--- start ---

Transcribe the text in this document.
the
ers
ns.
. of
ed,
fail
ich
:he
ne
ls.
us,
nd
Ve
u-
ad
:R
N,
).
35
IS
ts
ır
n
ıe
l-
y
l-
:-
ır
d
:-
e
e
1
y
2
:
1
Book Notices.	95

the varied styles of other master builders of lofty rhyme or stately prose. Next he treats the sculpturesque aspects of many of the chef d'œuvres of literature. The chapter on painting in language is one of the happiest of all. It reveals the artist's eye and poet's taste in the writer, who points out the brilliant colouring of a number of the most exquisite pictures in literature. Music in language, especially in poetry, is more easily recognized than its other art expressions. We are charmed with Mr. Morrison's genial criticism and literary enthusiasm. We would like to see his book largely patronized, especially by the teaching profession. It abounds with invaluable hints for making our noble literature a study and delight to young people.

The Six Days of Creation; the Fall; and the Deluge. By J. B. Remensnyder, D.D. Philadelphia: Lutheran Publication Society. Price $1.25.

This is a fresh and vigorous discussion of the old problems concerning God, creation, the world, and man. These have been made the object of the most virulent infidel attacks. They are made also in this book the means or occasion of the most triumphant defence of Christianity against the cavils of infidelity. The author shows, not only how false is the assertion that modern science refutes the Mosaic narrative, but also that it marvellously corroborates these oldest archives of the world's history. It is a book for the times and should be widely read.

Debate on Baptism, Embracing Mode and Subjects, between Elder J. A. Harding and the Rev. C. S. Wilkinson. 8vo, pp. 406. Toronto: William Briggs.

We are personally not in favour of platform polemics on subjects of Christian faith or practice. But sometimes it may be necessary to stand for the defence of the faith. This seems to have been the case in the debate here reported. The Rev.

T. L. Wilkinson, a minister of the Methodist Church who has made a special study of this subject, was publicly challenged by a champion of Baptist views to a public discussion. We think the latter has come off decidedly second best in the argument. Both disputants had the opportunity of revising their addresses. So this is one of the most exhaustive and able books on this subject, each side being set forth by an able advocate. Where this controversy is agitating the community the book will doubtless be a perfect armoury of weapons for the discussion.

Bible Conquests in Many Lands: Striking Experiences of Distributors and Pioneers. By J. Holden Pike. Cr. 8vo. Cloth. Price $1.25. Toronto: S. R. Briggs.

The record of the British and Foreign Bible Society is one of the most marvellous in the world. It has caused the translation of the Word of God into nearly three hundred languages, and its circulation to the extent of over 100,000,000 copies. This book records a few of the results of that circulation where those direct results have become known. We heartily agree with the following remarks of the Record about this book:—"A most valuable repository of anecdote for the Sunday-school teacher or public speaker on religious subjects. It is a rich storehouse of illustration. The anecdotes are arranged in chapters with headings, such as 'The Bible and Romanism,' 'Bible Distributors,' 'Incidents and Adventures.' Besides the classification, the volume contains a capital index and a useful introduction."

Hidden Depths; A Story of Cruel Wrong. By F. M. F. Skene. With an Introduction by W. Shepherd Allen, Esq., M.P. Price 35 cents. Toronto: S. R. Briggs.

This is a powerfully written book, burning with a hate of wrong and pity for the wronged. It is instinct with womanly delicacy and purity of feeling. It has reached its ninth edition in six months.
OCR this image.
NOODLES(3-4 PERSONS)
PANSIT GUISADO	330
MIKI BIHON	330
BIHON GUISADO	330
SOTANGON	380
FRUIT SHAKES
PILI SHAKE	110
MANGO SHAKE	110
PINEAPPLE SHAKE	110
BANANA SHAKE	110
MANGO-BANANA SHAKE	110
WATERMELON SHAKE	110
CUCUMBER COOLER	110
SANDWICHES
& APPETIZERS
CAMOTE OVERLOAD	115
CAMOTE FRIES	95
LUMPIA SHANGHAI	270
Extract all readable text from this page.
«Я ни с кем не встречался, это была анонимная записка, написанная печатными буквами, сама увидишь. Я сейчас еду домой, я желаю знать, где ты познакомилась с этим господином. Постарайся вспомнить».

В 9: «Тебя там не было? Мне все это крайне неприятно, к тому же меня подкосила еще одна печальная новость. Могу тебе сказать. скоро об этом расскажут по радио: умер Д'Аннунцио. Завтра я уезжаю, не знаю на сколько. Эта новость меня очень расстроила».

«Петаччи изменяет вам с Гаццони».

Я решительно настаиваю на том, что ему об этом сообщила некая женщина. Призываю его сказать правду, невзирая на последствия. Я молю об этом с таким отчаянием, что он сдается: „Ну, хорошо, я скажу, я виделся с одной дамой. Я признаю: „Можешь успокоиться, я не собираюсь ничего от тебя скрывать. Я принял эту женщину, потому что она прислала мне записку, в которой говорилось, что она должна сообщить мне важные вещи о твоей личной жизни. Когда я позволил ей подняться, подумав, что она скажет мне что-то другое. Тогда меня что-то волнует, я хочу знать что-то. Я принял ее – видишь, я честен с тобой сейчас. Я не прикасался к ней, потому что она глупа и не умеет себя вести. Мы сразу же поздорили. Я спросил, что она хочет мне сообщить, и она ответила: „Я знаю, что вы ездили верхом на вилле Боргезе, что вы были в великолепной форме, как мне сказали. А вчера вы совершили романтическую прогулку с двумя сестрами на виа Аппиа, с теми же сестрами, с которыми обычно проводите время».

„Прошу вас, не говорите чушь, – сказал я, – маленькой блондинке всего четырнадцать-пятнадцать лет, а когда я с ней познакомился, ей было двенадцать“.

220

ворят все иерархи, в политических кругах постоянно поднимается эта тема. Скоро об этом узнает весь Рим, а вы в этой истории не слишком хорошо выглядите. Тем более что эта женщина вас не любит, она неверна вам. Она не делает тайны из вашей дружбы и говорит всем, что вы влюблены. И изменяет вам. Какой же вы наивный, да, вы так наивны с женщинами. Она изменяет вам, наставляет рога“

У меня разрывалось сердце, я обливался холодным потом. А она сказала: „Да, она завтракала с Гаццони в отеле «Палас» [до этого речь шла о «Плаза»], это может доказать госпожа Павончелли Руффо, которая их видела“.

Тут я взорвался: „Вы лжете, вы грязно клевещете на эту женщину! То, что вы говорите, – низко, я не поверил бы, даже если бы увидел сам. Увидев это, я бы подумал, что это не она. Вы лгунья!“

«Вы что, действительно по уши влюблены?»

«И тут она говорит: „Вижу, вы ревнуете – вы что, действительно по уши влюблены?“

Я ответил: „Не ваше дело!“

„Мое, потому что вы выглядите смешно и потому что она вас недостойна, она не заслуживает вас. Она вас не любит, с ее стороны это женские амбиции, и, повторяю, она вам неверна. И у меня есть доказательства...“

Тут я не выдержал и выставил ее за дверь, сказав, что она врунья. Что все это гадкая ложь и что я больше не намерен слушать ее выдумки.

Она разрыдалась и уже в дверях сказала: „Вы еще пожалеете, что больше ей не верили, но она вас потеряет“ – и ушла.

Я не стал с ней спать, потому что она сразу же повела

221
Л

--- end ---

> [PROBLEM TO SOLVE]: Which lines above contain "BANANA"? Show each of them.

> [ANSWER]:
BANANA SHAKE	110
MANGO-BANANA SHAKE	110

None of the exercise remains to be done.